# Exercise instructions
Using the records below, locate all lines containing "完成下列各题" and return them.

# Supplied entries
-- begin --

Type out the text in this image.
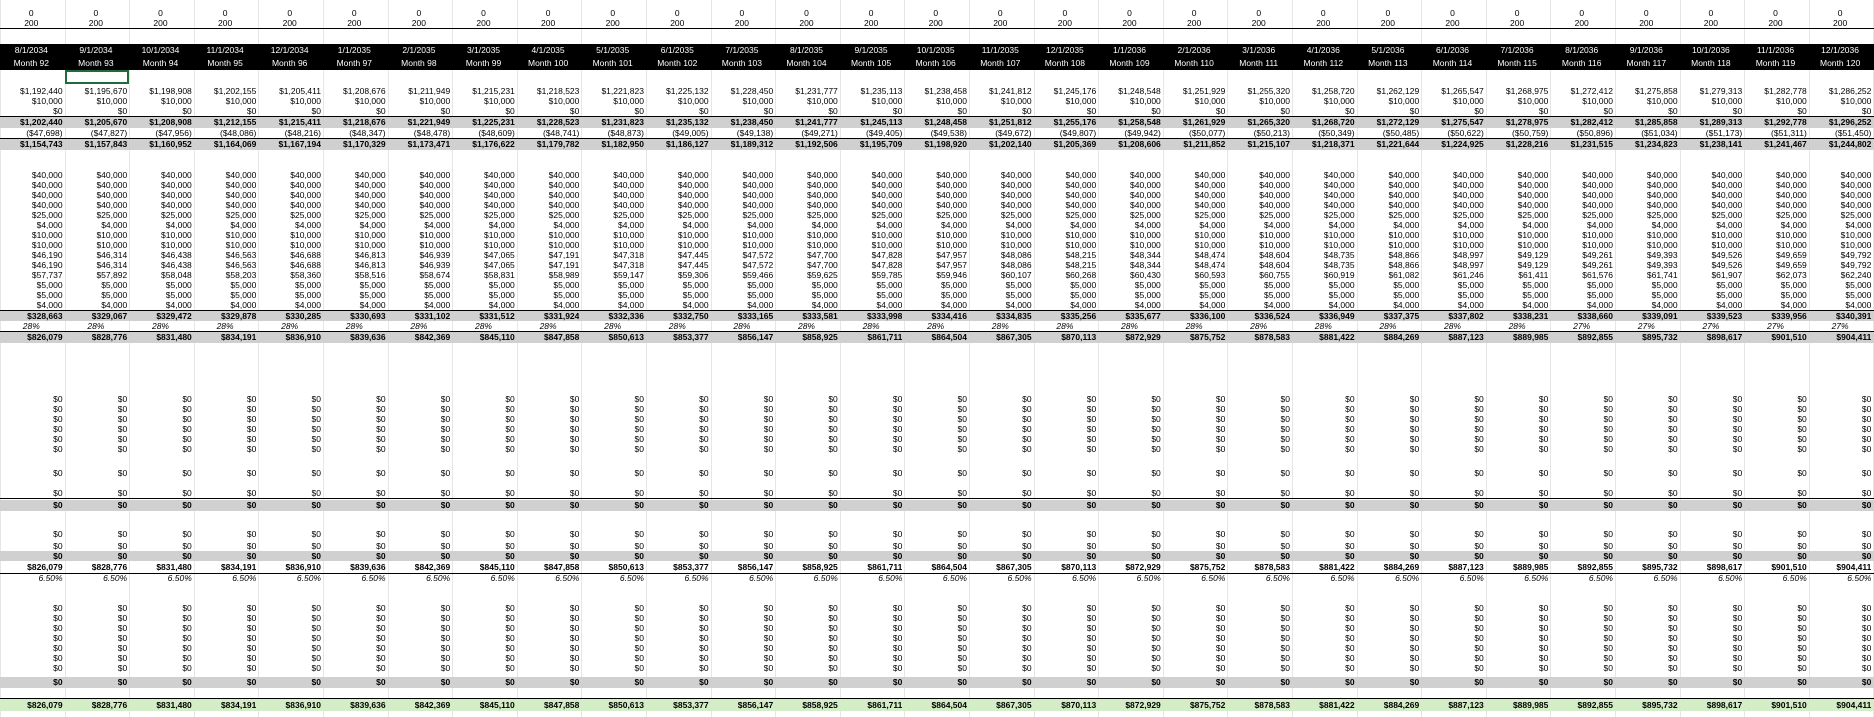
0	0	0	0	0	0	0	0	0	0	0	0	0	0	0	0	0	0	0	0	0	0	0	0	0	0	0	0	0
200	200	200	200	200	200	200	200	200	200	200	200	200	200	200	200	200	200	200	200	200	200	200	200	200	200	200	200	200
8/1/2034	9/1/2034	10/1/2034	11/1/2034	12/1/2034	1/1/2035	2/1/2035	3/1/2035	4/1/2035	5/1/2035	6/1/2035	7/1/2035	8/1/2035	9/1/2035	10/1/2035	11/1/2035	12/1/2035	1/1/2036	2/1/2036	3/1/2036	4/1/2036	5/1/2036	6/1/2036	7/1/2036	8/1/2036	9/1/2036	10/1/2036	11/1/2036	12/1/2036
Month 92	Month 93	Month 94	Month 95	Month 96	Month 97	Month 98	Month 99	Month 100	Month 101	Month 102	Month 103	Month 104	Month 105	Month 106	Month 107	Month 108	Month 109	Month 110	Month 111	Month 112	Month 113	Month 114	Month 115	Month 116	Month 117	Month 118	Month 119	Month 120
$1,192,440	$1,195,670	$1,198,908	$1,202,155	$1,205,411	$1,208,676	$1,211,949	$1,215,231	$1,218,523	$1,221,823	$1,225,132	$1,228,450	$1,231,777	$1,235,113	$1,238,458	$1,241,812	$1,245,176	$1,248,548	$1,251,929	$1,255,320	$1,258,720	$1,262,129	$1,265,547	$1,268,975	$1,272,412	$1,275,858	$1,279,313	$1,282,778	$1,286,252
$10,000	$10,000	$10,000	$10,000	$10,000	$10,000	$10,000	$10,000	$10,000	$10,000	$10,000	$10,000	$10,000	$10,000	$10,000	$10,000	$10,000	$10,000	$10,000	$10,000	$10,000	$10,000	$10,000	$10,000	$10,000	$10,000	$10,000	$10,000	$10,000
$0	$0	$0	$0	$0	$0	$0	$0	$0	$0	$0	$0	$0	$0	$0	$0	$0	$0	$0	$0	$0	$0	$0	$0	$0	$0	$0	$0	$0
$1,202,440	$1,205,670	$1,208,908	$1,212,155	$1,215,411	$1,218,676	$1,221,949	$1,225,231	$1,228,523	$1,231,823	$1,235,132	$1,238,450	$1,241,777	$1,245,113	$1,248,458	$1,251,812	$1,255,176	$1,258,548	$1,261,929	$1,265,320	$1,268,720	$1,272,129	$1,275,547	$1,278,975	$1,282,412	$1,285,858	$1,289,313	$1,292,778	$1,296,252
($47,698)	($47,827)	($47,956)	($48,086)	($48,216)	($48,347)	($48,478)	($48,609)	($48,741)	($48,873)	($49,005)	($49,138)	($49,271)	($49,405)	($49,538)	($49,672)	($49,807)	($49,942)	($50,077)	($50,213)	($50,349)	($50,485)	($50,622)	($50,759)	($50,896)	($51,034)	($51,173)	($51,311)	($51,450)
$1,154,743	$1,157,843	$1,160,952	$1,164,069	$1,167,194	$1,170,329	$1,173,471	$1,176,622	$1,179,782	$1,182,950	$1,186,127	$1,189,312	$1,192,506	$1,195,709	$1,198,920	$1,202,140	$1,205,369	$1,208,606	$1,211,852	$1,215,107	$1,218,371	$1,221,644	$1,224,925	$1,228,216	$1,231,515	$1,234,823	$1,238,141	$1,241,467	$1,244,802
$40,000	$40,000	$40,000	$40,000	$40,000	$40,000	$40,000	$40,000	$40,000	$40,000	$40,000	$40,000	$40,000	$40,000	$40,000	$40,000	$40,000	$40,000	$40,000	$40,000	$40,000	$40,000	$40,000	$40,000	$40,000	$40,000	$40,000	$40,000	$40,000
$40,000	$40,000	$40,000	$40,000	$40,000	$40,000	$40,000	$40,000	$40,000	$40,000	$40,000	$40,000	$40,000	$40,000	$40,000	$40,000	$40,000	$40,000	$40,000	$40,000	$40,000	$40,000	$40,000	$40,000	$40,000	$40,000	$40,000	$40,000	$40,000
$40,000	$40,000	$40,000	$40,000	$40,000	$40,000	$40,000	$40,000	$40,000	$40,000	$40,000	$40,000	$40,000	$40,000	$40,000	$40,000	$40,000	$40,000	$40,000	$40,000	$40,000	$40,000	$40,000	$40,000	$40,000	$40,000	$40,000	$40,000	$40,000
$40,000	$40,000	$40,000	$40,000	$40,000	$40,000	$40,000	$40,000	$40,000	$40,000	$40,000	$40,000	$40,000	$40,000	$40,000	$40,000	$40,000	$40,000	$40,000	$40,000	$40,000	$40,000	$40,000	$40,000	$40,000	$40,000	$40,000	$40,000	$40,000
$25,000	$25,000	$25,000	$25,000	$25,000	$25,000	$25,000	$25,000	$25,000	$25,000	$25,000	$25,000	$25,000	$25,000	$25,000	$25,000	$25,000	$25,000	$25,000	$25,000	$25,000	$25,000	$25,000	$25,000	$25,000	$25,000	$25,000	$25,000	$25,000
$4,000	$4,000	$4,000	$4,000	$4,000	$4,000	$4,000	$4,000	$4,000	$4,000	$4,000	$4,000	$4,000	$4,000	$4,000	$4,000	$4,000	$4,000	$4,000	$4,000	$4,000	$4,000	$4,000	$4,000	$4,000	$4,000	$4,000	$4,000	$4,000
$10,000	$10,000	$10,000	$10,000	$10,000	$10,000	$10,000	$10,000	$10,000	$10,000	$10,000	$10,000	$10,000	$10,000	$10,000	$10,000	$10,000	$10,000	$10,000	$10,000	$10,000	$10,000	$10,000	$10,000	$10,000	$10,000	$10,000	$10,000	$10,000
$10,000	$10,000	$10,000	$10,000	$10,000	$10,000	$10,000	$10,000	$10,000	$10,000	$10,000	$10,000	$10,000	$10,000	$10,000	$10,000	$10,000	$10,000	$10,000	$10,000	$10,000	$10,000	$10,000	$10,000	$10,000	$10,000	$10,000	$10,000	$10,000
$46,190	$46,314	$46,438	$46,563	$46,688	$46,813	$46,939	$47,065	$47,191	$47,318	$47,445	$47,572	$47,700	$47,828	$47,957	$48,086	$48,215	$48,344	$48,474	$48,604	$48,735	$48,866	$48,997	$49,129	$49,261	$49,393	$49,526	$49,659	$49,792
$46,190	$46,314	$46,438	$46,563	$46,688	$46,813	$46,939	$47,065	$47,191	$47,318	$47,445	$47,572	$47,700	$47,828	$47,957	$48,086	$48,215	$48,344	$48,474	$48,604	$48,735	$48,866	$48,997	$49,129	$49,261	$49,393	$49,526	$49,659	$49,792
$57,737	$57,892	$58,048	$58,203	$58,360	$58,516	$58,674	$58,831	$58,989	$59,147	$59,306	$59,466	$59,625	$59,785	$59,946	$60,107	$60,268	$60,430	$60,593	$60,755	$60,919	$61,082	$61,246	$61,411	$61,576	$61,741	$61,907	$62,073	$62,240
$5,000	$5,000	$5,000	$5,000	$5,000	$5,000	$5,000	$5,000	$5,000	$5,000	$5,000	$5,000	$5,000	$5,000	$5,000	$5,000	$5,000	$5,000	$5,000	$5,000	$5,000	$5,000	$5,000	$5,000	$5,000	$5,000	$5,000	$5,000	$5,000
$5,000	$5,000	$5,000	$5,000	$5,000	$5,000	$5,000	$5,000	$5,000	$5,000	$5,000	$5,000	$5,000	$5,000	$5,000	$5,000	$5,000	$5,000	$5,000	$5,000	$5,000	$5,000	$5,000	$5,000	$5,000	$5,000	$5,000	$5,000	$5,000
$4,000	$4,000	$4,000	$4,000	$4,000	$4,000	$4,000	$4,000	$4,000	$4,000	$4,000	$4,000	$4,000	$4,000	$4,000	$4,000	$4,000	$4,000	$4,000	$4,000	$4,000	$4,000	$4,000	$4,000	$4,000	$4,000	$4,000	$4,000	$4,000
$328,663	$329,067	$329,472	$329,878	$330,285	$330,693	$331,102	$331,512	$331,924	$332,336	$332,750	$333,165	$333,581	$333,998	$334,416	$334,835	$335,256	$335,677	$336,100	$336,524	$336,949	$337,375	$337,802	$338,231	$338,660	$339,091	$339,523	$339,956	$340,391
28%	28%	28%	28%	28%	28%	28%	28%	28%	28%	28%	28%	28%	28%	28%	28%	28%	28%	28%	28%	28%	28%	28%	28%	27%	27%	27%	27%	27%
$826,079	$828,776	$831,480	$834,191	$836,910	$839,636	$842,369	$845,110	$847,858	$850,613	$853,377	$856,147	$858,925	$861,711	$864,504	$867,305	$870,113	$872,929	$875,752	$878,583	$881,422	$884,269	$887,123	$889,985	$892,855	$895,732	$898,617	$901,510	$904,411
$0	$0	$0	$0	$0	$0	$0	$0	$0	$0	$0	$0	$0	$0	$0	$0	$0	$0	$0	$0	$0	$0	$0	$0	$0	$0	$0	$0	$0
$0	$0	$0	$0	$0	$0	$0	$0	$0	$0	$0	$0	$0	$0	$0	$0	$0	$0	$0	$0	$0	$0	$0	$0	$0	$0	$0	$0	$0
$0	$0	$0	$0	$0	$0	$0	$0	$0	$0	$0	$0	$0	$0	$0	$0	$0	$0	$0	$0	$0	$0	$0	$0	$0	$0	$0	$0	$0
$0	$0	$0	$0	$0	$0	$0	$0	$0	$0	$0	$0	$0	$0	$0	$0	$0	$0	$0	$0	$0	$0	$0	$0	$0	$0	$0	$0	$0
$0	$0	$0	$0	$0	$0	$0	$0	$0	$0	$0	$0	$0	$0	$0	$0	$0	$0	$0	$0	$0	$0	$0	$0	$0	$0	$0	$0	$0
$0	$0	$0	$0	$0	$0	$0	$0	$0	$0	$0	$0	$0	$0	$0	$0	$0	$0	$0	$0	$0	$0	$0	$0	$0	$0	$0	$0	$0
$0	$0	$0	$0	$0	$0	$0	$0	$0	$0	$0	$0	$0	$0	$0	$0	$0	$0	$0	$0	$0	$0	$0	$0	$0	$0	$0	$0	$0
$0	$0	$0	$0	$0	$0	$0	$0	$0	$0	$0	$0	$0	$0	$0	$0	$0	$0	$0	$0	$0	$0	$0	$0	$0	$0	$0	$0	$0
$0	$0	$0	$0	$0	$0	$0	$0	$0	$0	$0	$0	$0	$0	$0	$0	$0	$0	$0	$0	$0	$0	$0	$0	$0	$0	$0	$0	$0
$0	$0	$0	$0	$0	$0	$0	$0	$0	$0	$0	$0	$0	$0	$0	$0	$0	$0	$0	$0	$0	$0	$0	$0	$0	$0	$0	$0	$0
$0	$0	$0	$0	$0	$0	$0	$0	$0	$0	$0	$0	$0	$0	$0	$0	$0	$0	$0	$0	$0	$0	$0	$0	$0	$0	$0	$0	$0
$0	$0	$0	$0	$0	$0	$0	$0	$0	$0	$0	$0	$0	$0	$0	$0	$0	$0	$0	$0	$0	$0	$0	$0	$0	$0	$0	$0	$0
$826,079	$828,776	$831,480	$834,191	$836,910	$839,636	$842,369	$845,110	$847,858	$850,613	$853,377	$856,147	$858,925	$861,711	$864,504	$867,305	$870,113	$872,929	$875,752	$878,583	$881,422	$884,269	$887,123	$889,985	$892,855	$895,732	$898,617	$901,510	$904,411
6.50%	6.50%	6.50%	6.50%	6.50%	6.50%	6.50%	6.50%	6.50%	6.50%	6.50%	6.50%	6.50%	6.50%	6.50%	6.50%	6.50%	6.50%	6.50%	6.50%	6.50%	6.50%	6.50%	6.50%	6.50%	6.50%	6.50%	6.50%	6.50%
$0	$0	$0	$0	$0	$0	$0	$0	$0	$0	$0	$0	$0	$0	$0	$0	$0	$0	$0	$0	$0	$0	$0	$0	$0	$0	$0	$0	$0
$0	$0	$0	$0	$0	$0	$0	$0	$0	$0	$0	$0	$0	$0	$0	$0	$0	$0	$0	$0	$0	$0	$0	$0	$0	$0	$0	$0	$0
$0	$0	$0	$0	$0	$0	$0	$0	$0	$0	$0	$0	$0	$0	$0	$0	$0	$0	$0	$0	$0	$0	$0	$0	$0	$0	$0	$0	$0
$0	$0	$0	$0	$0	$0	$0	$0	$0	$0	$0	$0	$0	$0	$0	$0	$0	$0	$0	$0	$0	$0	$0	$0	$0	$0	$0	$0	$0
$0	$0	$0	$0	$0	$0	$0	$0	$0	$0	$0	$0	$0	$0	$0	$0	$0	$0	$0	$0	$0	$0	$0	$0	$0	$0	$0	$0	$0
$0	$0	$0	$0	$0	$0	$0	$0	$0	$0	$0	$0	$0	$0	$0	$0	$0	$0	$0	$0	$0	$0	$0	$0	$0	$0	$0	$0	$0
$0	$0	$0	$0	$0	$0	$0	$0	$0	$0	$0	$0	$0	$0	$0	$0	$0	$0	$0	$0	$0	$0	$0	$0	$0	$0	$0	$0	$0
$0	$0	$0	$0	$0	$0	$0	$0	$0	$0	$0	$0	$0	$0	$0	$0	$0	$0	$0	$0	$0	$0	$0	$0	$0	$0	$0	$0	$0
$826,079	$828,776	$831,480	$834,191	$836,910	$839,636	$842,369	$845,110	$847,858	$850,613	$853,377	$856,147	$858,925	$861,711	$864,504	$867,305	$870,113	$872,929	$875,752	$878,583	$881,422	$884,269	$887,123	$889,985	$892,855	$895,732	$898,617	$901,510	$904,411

-- end --
-- begin --

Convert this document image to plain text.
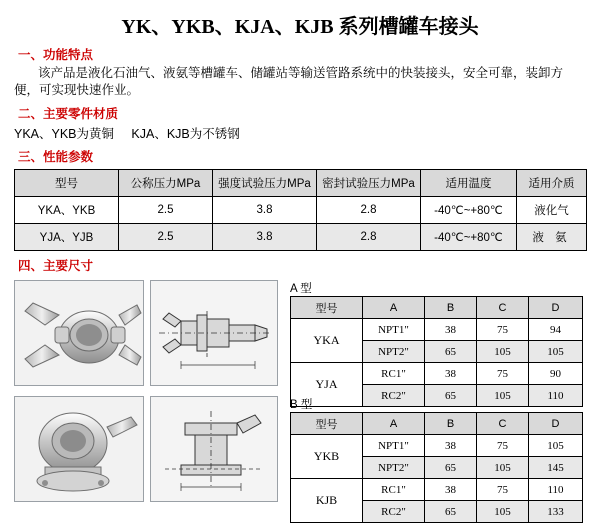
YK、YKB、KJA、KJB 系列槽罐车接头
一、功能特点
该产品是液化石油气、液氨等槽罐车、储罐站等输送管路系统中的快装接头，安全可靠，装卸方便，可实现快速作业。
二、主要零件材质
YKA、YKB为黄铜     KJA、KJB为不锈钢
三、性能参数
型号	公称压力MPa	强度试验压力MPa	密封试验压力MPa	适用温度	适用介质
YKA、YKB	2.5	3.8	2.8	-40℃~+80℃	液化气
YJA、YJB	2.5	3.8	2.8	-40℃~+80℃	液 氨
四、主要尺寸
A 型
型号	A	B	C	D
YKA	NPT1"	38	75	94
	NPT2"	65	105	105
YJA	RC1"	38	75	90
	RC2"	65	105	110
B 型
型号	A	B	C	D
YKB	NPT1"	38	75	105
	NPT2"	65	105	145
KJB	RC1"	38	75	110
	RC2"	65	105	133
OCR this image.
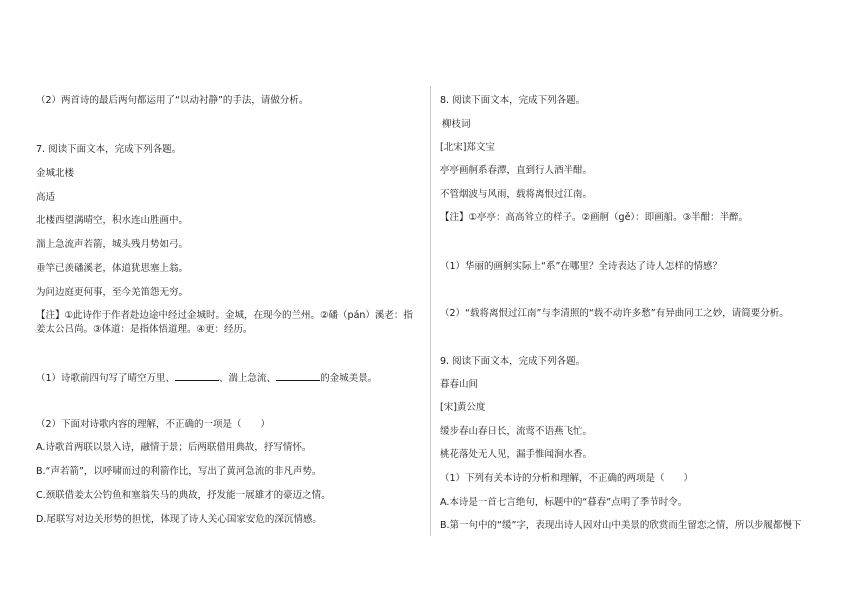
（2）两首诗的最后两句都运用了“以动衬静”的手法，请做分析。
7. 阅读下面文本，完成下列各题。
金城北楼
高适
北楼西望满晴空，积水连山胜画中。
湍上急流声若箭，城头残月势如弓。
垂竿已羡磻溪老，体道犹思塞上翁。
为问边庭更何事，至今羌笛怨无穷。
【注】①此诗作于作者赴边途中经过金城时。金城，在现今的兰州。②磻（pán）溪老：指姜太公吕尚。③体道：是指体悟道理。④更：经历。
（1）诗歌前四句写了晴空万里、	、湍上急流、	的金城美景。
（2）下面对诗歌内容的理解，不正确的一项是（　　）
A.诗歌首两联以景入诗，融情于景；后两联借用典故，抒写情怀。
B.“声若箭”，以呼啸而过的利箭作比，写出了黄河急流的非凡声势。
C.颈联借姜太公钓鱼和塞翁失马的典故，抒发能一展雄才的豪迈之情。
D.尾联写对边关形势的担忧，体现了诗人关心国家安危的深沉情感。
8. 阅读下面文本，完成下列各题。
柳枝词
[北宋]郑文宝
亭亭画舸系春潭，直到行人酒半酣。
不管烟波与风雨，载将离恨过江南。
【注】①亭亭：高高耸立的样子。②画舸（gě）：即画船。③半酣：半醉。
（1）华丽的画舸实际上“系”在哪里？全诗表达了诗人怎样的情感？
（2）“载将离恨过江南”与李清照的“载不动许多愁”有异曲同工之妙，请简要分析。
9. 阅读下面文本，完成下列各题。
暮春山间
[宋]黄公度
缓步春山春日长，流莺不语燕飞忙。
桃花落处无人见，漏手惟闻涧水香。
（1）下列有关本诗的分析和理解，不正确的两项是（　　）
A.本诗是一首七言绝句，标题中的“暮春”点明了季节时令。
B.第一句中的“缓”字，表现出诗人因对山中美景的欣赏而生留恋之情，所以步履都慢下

-- end --
-- begin --

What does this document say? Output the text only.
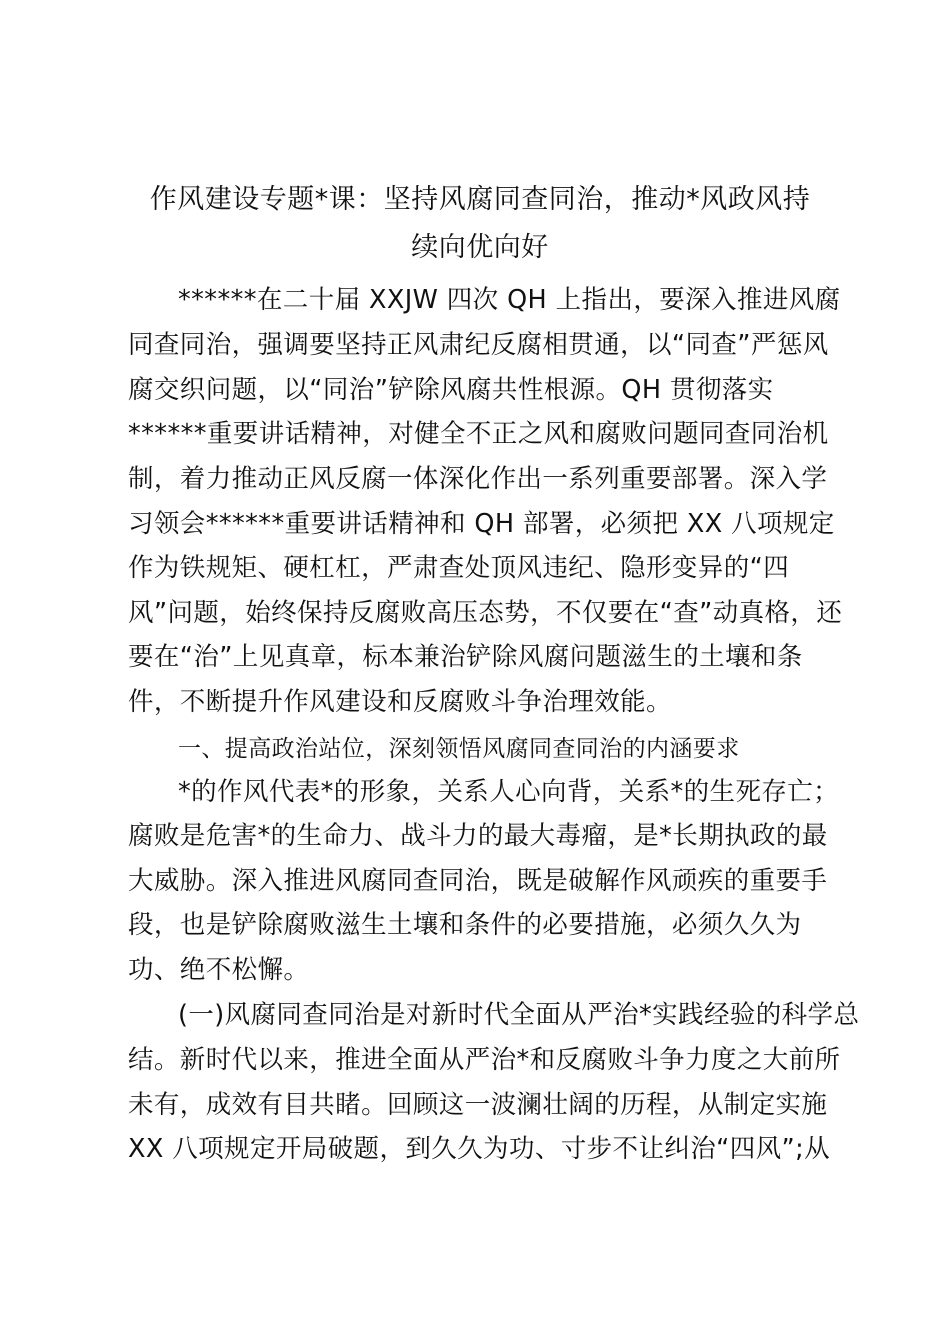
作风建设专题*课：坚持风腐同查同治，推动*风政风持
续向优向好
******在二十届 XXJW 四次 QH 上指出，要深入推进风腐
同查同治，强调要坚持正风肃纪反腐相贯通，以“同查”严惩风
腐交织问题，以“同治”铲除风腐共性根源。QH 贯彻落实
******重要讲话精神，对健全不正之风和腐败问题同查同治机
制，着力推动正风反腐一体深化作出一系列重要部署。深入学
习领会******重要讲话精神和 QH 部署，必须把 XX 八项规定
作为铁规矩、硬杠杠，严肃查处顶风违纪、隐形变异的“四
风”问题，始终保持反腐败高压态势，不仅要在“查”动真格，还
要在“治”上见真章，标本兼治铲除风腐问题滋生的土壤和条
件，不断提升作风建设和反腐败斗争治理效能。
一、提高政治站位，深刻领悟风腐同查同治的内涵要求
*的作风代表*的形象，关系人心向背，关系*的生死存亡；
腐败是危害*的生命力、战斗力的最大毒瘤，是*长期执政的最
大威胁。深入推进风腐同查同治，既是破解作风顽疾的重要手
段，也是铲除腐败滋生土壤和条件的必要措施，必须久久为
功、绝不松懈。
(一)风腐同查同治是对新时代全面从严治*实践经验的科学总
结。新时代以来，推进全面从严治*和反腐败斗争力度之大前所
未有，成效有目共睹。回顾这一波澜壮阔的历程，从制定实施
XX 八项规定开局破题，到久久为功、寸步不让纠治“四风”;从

-- end --

# Answer for the task
7. 阅读下面文本，完成下列各题。
8. 阅读下面文本，完成下列各题。
9. 阅读下面文本，完成下列各题。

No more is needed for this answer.